# EXERCISE TASK:
Among the lines below, count those with "title". Give the total alone.

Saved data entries
******
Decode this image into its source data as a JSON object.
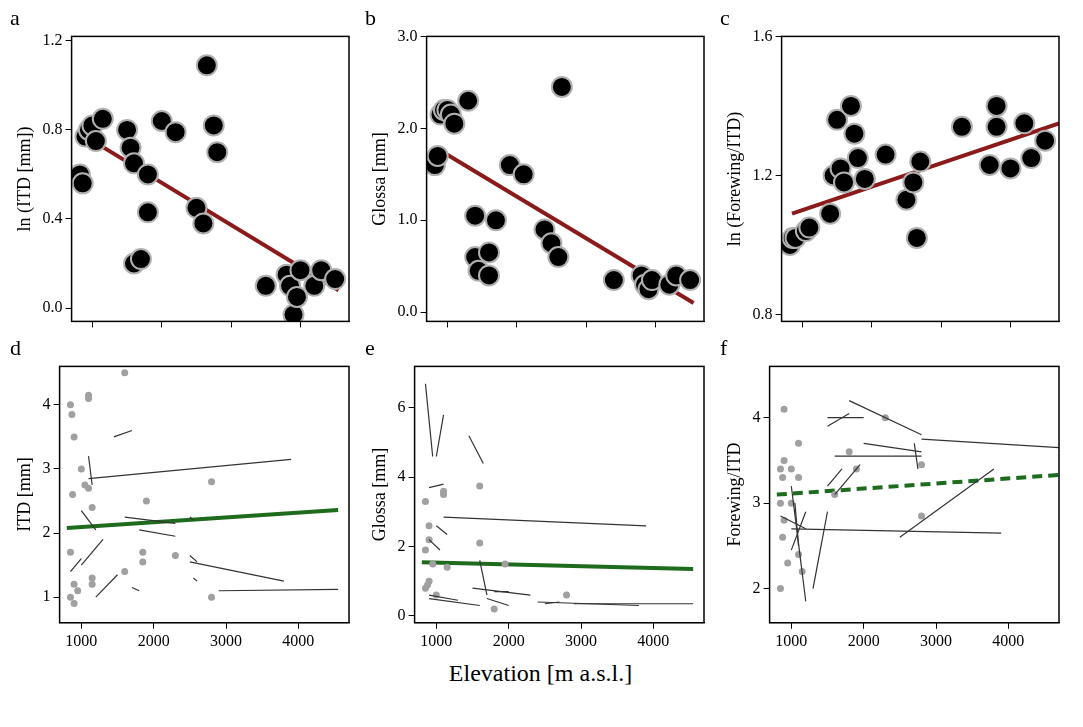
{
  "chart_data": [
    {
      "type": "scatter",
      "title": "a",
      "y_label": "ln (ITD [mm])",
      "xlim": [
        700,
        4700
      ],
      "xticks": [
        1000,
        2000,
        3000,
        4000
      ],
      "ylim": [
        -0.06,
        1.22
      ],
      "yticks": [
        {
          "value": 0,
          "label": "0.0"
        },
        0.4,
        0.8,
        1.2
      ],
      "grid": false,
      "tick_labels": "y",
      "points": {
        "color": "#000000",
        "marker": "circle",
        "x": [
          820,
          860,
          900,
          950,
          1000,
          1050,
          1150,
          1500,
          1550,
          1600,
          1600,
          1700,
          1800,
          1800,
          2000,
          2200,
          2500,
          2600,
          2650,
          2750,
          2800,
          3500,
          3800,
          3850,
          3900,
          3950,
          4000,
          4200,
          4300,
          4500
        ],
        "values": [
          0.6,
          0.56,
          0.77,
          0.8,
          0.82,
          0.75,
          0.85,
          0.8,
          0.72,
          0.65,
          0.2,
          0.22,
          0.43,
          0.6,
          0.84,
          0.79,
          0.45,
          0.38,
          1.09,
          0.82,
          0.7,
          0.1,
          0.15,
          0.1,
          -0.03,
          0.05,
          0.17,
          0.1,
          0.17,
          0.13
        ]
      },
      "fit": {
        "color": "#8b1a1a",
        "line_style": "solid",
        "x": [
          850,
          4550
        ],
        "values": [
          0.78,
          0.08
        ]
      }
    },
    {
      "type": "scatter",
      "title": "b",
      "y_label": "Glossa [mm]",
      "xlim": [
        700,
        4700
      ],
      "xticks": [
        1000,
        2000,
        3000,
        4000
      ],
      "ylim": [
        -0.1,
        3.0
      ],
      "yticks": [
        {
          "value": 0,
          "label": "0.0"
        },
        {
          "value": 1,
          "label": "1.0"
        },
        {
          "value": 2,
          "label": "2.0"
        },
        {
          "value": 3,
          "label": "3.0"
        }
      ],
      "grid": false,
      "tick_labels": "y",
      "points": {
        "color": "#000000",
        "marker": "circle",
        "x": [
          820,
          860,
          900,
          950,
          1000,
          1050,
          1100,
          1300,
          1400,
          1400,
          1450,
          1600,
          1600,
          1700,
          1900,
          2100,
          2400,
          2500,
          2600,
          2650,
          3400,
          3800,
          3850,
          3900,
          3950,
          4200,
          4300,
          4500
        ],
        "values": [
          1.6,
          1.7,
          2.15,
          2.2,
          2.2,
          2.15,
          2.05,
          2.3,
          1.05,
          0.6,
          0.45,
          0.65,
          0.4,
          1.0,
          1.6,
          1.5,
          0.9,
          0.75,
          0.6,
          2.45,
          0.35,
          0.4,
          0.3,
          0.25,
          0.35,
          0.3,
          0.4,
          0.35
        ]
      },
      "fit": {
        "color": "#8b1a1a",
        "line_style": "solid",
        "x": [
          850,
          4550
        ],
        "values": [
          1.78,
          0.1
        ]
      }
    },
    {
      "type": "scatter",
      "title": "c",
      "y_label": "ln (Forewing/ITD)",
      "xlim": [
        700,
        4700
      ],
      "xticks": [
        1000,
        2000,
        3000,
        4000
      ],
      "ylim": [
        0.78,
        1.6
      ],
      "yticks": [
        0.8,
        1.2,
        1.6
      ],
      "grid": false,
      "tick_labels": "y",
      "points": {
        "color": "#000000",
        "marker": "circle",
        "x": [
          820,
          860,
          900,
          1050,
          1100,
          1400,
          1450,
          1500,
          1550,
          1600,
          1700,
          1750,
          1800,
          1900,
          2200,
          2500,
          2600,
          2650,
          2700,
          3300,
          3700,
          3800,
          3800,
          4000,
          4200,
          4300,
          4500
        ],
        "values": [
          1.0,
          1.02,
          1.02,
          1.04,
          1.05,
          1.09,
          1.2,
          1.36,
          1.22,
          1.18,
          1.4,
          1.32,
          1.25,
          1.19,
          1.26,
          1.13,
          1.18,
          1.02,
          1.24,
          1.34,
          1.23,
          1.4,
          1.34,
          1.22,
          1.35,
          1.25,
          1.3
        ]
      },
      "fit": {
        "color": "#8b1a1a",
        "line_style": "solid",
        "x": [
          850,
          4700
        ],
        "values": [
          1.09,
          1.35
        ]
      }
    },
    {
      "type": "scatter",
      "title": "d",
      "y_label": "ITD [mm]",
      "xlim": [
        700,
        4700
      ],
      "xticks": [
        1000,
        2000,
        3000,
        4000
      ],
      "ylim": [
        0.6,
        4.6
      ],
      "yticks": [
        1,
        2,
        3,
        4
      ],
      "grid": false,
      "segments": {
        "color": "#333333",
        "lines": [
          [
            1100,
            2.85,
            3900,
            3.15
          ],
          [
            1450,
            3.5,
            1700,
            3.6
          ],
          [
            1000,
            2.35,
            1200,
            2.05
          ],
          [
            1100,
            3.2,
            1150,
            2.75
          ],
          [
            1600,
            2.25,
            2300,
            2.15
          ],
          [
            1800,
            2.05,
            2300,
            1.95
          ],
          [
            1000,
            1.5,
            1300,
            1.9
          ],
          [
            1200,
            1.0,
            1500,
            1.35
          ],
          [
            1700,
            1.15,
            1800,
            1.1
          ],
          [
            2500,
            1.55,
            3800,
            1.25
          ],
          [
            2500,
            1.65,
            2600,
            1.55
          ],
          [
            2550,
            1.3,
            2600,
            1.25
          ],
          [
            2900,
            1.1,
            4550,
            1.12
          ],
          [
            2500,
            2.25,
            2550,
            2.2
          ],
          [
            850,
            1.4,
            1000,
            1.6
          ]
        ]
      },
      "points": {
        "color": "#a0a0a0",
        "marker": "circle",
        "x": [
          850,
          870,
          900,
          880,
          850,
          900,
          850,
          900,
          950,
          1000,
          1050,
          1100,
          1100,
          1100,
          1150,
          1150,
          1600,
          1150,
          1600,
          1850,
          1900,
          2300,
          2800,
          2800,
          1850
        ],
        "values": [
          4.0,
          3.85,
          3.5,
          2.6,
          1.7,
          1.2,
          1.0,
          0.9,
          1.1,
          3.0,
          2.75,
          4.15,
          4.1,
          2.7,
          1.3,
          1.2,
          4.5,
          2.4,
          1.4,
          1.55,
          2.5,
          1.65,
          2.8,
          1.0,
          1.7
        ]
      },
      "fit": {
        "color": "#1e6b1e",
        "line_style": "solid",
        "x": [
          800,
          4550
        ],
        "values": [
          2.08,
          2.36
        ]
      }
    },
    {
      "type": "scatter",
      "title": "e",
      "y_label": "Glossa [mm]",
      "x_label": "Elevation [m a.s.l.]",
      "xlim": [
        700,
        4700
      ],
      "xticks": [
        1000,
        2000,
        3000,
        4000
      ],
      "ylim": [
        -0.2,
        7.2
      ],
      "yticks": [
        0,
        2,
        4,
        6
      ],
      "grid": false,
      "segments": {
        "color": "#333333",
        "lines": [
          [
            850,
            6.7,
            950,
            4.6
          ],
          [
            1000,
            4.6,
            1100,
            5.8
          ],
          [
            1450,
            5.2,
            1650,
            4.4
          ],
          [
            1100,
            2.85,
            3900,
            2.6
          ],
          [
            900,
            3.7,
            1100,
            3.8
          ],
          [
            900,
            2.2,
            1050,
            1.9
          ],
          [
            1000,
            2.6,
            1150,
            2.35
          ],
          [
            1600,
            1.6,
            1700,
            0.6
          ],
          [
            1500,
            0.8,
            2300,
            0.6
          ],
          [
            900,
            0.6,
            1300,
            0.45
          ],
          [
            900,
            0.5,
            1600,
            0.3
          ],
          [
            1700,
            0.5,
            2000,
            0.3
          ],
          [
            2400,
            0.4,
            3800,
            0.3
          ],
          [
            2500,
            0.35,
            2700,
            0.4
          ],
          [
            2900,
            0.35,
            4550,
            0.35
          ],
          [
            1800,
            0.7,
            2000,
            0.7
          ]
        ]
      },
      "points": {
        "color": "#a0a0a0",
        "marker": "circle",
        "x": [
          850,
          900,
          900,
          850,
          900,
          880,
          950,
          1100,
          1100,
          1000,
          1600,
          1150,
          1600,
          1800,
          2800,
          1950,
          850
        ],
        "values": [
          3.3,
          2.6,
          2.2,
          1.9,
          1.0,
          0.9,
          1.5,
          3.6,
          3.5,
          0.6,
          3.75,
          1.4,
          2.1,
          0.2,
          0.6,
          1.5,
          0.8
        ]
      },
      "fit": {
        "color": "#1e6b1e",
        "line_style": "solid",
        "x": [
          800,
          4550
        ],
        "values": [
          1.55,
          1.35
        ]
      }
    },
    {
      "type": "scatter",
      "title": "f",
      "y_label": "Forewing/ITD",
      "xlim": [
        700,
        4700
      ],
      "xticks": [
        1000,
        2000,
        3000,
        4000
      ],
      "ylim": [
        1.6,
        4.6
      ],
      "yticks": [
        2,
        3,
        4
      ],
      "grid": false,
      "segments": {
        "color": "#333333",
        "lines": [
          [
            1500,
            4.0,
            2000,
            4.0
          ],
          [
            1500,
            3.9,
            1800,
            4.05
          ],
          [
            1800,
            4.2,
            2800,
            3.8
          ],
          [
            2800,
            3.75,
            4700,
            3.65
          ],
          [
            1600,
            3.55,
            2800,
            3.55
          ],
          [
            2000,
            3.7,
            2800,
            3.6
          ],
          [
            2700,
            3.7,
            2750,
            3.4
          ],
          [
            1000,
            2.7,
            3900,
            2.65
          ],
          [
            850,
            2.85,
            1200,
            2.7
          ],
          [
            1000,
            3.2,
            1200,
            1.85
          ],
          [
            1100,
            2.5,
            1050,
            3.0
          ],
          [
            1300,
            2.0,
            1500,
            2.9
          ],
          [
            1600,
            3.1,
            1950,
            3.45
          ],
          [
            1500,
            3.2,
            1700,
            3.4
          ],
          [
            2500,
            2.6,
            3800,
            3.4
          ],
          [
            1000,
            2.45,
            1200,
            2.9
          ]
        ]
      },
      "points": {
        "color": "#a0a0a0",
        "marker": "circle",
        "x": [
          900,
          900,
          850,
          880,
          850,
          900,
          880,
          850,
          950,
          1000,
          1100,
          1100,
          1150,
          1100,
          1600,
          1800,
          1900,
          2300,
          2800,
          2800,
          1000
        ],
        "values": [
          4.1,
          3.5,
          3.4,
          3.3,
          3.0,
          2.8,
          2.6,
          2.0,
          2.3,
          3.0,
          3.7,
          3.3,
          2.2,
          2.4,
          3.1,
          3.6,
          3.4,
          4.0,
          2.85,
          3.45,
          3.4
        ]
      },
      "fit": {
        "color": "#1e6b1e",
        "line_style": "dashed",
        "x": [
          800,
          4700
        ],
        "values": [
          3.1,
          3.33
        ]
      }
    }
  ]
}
******
# REPLY TO THE EXERCISE:
6